In full and without alteration, repeat the material.

### SUPPLIED RECORDS
------------------------------------------------------------------------

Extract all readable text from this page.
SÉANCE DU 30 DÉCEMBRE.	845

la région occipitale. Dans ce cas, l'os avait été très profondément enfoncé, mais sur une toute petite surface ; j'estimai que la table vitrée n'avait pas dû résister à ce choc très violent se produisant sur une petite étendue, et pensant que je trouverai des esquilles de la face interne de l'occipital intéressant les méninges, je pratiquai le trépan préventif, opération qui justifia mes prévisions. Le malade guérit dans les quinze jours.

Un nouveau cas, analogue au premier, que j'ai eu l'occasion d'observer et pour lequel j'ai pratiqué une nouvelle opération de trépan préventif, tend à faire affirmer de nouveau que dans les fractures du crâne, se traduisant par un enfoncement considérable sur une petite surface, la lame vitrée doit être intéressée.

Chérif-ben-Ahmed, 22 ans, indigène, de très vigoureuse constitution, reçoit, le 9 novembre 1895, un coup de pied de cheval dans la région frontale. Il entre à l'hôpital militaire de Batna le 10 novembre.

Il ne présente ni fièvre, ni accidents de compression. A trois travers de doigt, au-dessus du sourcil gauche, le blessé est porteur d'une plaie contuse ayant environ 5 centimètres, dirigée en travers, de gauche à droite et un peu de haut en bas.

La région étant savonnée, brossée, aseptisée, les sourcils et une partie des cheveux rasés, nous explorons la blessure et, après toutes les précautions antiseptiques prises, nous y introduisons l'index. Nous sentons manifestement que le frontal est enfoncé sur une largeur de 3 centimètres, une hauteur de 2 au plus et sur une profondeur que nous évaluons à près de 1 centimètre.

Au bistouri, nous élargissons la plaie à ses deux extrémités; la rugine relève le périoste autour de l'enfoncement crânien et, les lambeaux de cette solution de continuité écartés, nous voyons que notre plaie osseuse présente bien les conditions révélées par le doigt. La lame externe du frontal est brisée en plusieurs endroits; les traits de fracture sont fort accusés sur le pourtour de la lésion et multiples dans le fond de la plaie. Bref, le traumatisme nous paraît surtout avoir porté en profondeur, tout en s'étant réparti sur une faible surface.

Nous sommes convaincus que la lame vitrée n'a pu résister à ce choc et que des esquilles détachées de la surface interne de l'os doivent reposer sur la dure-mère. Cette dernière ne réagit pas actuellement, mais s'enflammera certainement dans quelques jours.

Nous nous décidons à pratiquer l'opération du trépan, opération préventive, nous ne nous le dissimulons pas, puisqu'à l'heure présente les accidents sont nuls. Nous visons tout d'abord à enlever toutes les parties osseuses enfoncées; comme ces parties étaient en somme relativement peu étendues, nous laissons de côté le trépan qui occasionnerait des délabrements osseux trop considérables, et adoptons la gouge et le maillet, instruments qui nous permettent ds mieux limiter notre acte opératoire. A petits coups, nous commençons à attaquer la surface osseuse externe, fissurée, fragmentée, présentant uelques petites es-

------------------------------------------------------------------------

### WRITTEN SOLUTION
Extract all readable text from this page.
SÉANCE DU 30 DÉCEMBRE.	845

la région occipitale. Dans ce cas, l'os avait été très profondément enfoncé, mais sur une toute petite surface ; j'estimai que la table vitrée n'avait pas dû résister à ce choc très violent se produisant sur une petite étendue, et pensant que je trouverai des esquilles de la face interne de l'occipital intéressant les méninges, je pratiquai le trépan préventif, opération qui justifia mes prévisions. Le malade guérit dans les quinze jours.

Un nouveau cas, analogue au premier, que j'ai eu l'occasion d'observer et pour lequel j'ai pratiqué une nouvelle opération de trépan préventif, tend à faire affirmer de nouveau que dans les fractures du crâne, se traduisant par un enfoncement considérable sur une petite surface, la lame vitrée doit être intéressée.

Chérif-ben-Ahmed, 22 ans, indigène, de très vigoureuse constitution, reçoit, le 9 novembre 1895, un coup de pied de cheval dans la région frontale. Il entre à l'hôpital militaire de Batna le 10 novembre.

Il ne présente ni fièvre, ni accidents de compression. A trois travers de doigt, au-dessus du sourcil gauche, le blessé est porteur d'une plaie contuse ayant environ 5 centimètres, dirigée en travers, de gauche à droite et un peu de haut en bas.

La région étant savonnée, brossée, aseptisée, les sourcils et une partie des cheveux rasés, nous explorons la blessure et, après toutes les précautions antiseptiques prises, nous y introduisons l'index. Nous sentons manifestement que le frontal est enfoncé sur une largeur de 3 centimètres, une hauteur de 2 au plus et sur une profondeur que nous évaluons à près de 1 centimètre.

Au bistouri, nous élargissons la plaie à ses deux extrémités; la rugine relève le périoste autour de l'enfoncement crânien et, les lambeaux de cette solution de continuité écartés, nous voyons que notre plaie osseuse présente bien les conditions révélées par le doigt. La lame externe du frontal est brisée en plusieurs endroits; les traits de fracture sont fort accusés sur le pourtour de la lésion et multiples dans le fond de la plaie. Bref, le traumatisme nous paraît surtout avoir porté en profondeur, tout en s'étant réparti sur une faible surface.

Nous sommes convaincus que la lame vitrée n'a pu résister à ce choc et que des esquilles détachées de la surface interne de l'os doivent reposer sur la dure-mère. Cette dernière ne réagit pas actuellement, mais s'enflammera certainement dans quelques jours.

Nous nous décidons à pratiquer l'opération du trépan, opération préventive, nous ne nous le dissimulons pas, puisqu'à l'heure présente les accidents sont nuls. Nous visons tout d'abord à enlever toutes les parties osseuses enfoncées; comme ces parties étaient en somme relativement peu étendues, nous laissons de côté le trépan qui occasionnerait des délabrements osseux trop considérables, et adoptons la gouge et le maillet, instruments qui nous permettent ds mieux limiter notre acte opératoire. A petits coups, nous commençons à attaquer la surface osseuse externe, fissurée, fragmentée, présentant uelques petites es-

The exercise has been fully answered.